----- Extract

CHINA'S top leaders have a special reason for vehemently denying recent disclosures on the fatal abuse of orphans in Shanghai: Some of them helped cover up the deaths.

For these men, the orphanage scandal is most troubling not as a jolt to China's international prestige, but as potential fodder for political rivals in the succession of elder leader Deng Xiaoping.

Many of China's highest ranking leaders today - including Communist Party head Jiang Zemin, party secretariat chief Zhu Rongju, and politburo members Wu Bangguo and Huang Ju - held top positions in Shanghai during the late 1980s and early 1990s, when some of the worst abuses at the orphanage occurred.

All of these men had the power to halt the ''lethal neglect'' of hundreds of innocent children documented last month in a report by the New York-based Human Rights Watch. But they either overlooked or concealed reports on the deaths while protecting responsible officials beneath them.

----------
----- Stored rows

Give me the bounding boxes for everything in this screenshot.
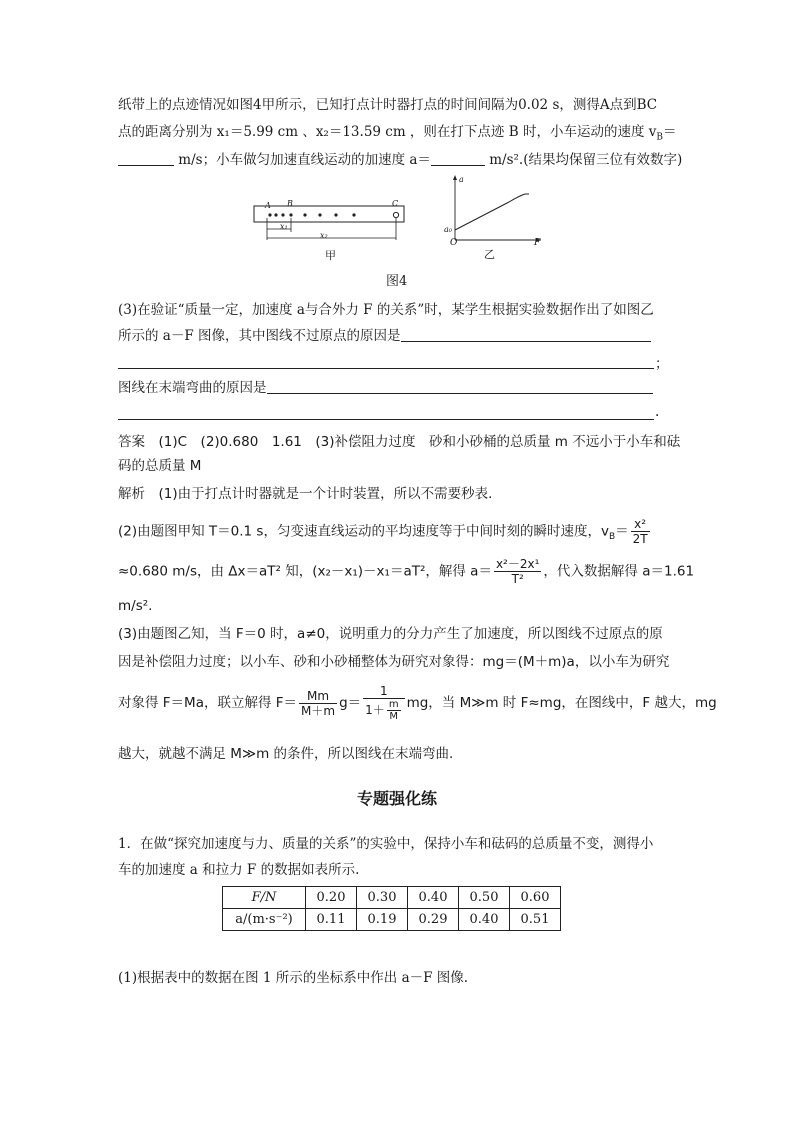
label-x2: x₂ (320, 231, 328, 240)
denominator: T² (511, 572, 524, 586)
text-segment: ＝ (615, 523, 629, 540)
analysis-line (118, 557, 695, 586)
text-segment: 对象得 F＝Ma，联立解得 F＝ (118, 695, 298, 711)
table-cell: 0.40 (408, 887, 459, 909)
text-line: (3)在验证“质量一定，加速度 a与合外力 F 的关系”时，某学生根据实验数据作出了如图乙 (118, 302, 654, 318)
table-cell: 0.50 (459, 887, 510, 909)
text-segment: 所示的 a－F 图像，其中图线不过原点的原因是 (118, 328, 401, 344)
table-cell: 0.60 (510, 887, 561, 909)
text-line: 纸带上的点迹情况如图4甲所示，已知打点计时器打点的时间间隔为0.02 s，测得A点到BC (118, 97, 658, 113)
text-line (118, 326, 680, 346)
analysis-line: 越大，就越不满足 M≫m 的条件，所以图线在末端弯曲. (118, 746, 454, 762)
section-title: 专题强化练 (356, 789, 437, 808)
numerator: x² (631, 517, 650, 532)
text-line: 车的加速度 a 和拉力 F 的数据如表所示. (118, 862, 360, 878)
answer-blank[interactable] (118, 368, 654, 369)
table-cell: 0.51 (510, 909, 561, 931)
numerator: x²－2x¹ (495, 557, 540, 571)
semicolon: ； (655, 356, 669, 372)
text-segment: m/s；小车做匀加速直线运动的加速度 a＝ (178, 152, 431, 168)
table-row (223, 887, 561, 909)
label-C: C (392, 199, 399, 208)
origin-label: O (450, 238, 458, 248)
label-x1: x₁ (280, 222, 288, 231)
numerator: 1 (363, 684, 404, 699)
subscript: B (656, 132, 663, 143)
answer-blank[interactable] (118, 151, 174, 166)
denominator: 2T (632, 532, 648, 546)
analysis-line: (3)由题图乙知，当 F＝0 时，a≠0，说明重力的分力产生了加速度，所以图线不过原点的原 (118, 626, 663, 642)
answer-blank[interactable] (401, 327, 651, 342)
text-segment: ≈0.680 m/s，由 Δx＝aT² 知，(x₂－x₁)－x₁＝aT²，解得 a＝ (118, 563, 492, 580)
text-segment: mg，当 M≫m 时 F≈mg，在图线中，F 越大，mg (406, 695, 717, 711)
table-cell: 0.20 (306, 887, 357, 909)
analysis-line: 因是补偿阻力过度；以小车、砂和小砂桶整体为研究对象得：mg＝(M＋m)a，以小车为研究 (118, 654, 670, 670)
fraction (299, 689, 337, 718)
text-segment: g＝ (339, 695, 362, 711)
table-header-cell: F/N (223, 887, 306, 909)
answer-blank[interactable] (431, 151, 485, 166)
table-cell: 0.40 (459, 909, 510, 931)
answer-blank[interactable] (118, 419, 654, 420)
analysis-line: 解析 (1)由于打点计时器就是一个计时装置，所以不需要秒表. (118, 486, 493, 502)
fraction (363, 684, 404, 722)
figure-jia-caption: 甲 (325, 249, 336, 262)
answer-blank[interactable] (267, 379, 653, 394)
numerator: Mm (299, 689, 337, 704)
fraction (494, 557, 541, 586)
axis-F-label: F (534, 238, 541, 248)
fraction (387, 699, 401, 722)
text-line (118, 122, 680, 148)
table-cell: 0.29 (408, 909, 459, 931)
analysis-line (118, 684, 717, 722)
text-line: 1．在做“探究加速度与力、质量的关系”的实验中，保持小车和砝码的总质量不变，测得小 (118, 836, 654, 852)
text-segment: 点的距离分别为 x₁＝5.99 cm 、x₂＝13.59 cm ，则在打下点迹 B 时，小车运动的速度 v (118, 124, 657, 140)
text-line (118, 378, 680, 398)
text-segment: m/s².(结果均保留三位有效数字) (489, 152, 683, 168)
figure-caption: 图4 (386, 274, 408, 289)
data-table (222, 886, 561, 931)
text-segment: (2)由题图甲知 T＝0.1 s，匀变速直线运动的平均速度等于中间时刻的瞬时速度，v (118, 523, 609, 540)
axis-a-label: a (459, 175, 464, 184)
text-segment: 图线在末端弯曲的原因是 (118, 380, 267, 396)
table-cell: 0.11 (306, 909, 357, 931)
table-cell: 0.30 (357, 887, 408, 909)
answer-line: 答案 (1)C (2)0.680 1.61 (3)补偿阻力过度 砂和小砂桶的总质量 m 不远小于小车和砝 (118, 434, 681, 450)
fraction (631, 517, 650, 546)
text-segment: ，代入数据解得 a＝1.61 (543, 563, 695, 580)
subscript: B (608, 532, 616, 543)
text-line: (1)根据表中的数据在图 1 所示的坐标系中作出 a－F 图像. (118, 970, 469, 986)
table-header-cell: a/(m·s⁻²) (223, 909, 306, 931)
denominator: M＋m (301, 703, 336, 718)
table-cell: 0.19 (357, 909, 408, 931)
period: . (655, 404, 660, 420)
figure-yi-caption: 乙 (484, 248, 495, 261)
label-A: A (265, 201, 271, 210)
numerator: m (388, 699, 399, 710)
denominator: M (389, 711, 398, 722)
analysis-line: m/s². (118, 598, 153, 614)
label-B: B (287, 199, 293, 208)
text-line (118, 150, 683, 170)
analysis-line (118, 517, 680, 547)
table-row (223, 909, 561, 931)
denominator: 1＋ (365, 703, 385, 717)
answer-line: 码的总质量 M (118, 458, 202, 474)
text-segment: ＝ (662, 124, 677, 140)
a0-label: a₀ (444, 225, 452, 234)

----------

Task list:
1. Answer these questions from the Shanghai orphanage article:
(a) Whose succession does the article say political rivals are positioned around?
(b) During which period did the named leaders hold top positions in Shanghai?
(c) Which organization documented the "lethal neglect," and where is it based?
2. Supply the next part of the Shanghai orphanage article, picking up after its final sentence.

Outputs:
1.
(a) Elder leader Deng Xiaoping's succession.
(b) The late 1980s and early 1990s.
(c) Human Rights Watch, based in New York.

2.
Now, locked in an intensifying succession struggle in Beijing, Mr. Jiang's ''Shanghai clique'' is determined to deflect attacks on its association with the scandal. If these officials can't run Shanghai, critics charge, how can they run China?

As a journalist based in Shanghai from 1986 until 1992, I witnessed how the city's leaders squelched repeated efforts by Shanghai city councilors, reporters at state-run newspapers, and other Chinese professionals to persuade them to address the problems at the Shanghai Children's Welfare Institute.

For example, five years ago, in 1991, Shanghai city councilor Xu Xinyuan introduced a resolution imploring city leaders to investigate and curb the maltreatment of children, many of whom are disabled, at the orphanage. He was ignored. Mr. Huang was mayor of Shanghai at the time.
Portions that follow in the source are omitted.